TASK TO COMPLETE
Give back the whole listing exactly as shown.

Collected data
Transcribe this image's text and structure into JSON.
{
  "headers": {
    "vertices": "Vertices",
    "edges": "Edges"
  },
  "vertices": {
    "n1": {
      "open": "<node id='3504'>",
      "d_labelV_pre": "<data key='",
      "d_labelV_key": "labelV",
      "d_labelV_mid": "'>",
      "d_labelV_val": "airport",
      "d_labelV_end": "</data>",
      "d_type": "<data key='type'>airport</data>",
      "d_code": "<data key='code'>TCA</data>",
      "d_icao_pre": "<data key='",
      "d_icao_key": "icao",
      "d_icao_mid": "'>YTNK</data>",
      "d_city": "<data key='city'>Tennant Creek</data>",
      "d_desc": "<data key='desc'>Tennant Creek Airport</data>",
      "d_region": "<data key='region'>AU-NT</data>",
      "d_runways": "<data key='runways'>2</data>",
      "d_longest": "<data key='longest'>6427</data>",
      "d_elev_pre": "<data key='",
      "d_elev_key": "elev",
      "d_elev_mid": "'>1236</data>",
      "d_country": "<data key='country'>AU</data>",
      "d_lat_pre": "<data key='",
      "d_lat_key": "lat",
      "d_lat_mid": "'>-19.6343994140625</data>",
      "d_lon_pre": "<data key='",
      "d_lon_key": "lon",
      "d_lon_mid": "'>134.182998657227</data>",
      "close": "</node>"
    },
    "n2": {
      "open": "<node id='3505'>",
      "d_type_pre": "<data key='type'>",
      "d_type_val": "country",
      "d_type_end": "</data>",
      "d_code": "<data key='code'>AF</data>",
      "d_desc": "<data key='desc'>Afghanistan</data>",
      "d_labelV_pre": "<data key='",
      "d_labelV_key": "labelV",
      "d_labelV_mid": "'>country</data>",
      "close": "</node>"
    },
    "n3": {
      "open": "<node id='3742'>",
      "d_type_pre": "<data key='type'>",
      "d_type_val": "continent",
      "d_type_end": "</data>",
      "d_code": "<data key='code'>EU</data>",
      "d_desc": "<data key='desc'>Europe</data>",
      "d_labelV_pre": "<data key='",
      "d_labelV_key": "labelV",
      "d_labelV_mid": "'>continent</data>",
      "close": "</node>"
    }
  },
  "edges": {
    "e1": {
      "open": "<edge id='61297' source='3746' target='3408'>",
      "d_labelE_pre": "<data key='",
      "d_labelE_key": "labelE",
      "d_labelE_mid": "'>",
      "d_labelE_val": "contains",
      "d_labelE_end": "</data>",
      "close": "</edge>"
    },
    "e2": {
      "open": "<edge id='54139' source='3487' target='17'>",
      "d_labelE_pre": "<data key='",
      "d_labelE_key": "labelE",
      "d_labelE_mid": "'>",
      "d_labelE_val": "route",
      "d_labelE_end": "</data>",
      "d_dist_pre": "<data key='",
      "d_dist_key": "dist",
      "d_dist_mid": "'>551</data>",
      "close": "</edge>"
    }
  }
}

ANSWER BELOW
Transcribe this image's text and structure into JSON.
{
  "headers": {
    "vertices": "Vertices",
    "edges": "Edges"
  },
  "vertices": {
    "n1": {
      "open": "<node id='3504'>",
      "d_labelV_pre": "<data key='",
      "d_labelV_key": "labelV",
      "d_labelV_mid": "'>",
      "d_labelV_val": "airport",
      "d_labelV_end": "</data>",
      "d_type": "<data key='type'>airport</data>",
      "d_code": "<data key='code'>TCA</data>",
      "d_icao_pre": "<data key='",
      "d_icao_key": "icao",
      "d_icao_mid": "'>YTNK</data>",
      "d_city": "<data key='city'>Tennant Creek</data>",
      "d_desc": "<data key='desc'>Tennant Creek Airport</data>",
      "d_region": "<data key='region'>AU-NT</data>",
      "d_runways": "<data key='runways'>2</data>",
      "d_longest": "<data key='longest'>6427</data>",
      "d_elev_pre": "<data key='",
      "d_elev_key": "elev",
      "d_elev_mid": "'>1236</data>",
      "d_country": "<data key='country'>AU</data>",
      "d_lat_pre": "<data key='",
      "d_lat_key": "lat",
      "d_lat_mid": "'>-19.6343994140625</data>",
      "d_lon_pre": "<data key='",
      "d_lon_key": "lon",
      "d_lon_mid": "'>134.182998657227</data>",
      "close": "</node>"
    },
    "n2": {
      "open": "<node id='3505'>",
      "d_type_pre": "<data key='type'>",
      "d_type_val": "country",
      "d_type_end": "</data>",
      "d_code": "<data key='code'>AF</data>",
      "d_desc": "<data key='desc'>Afghanistan</data>",
      "d_labelV_pre": "<data key='",
      "d_labelV_key": "labelV",
      "d_labelV_mid": "'>country</data>",
      "close": "</node>"
    },
    "n3": {
      "open": "<node id='3742'>",
      "d_type_pre": "<data key='type'>",
      "d_type_val": "continent",
      "d_type_end": "</data>",
      "d_code": "<data key='code'>EU</data>",
      "d_desc": "<data key='desc'>Europe</data>",
      "d_labelV_pre": "<data key='",
      "d_labelV_key": "labelV",
      "d_labelV_mid": "'>continent</data>",
      "close": "</node>"
    }
  },
  "edges": {
    "e1": {
      "open": "<edge id='61297' source='3746' target='3408'>",
      "d_labelE_pre": "<data key='",
      "d_labelE_key": "labelE",
      "d_labelE_mid": "'>",
      "d_labelE_val": "contains",
      "d_labelE_end": "</data>",
      "close": "</edge>"
    },
    "e2": {
      "open": "<edge id='54139' source='3487' target='17'>",
      "d_labelE_pre": "<data key='",
      "d_labelE_key": "labelE",
      "d_labelE_mid": "'>",
      "d_labelE_val": "route",
      "d_labelE_end": "</data>",
      "d_dist_pre": "<data key='",
      "d_dist_key": "dist",
      "d_dist_mid": "'>551</data>",
      "close": "</edge>"
    }
  }
}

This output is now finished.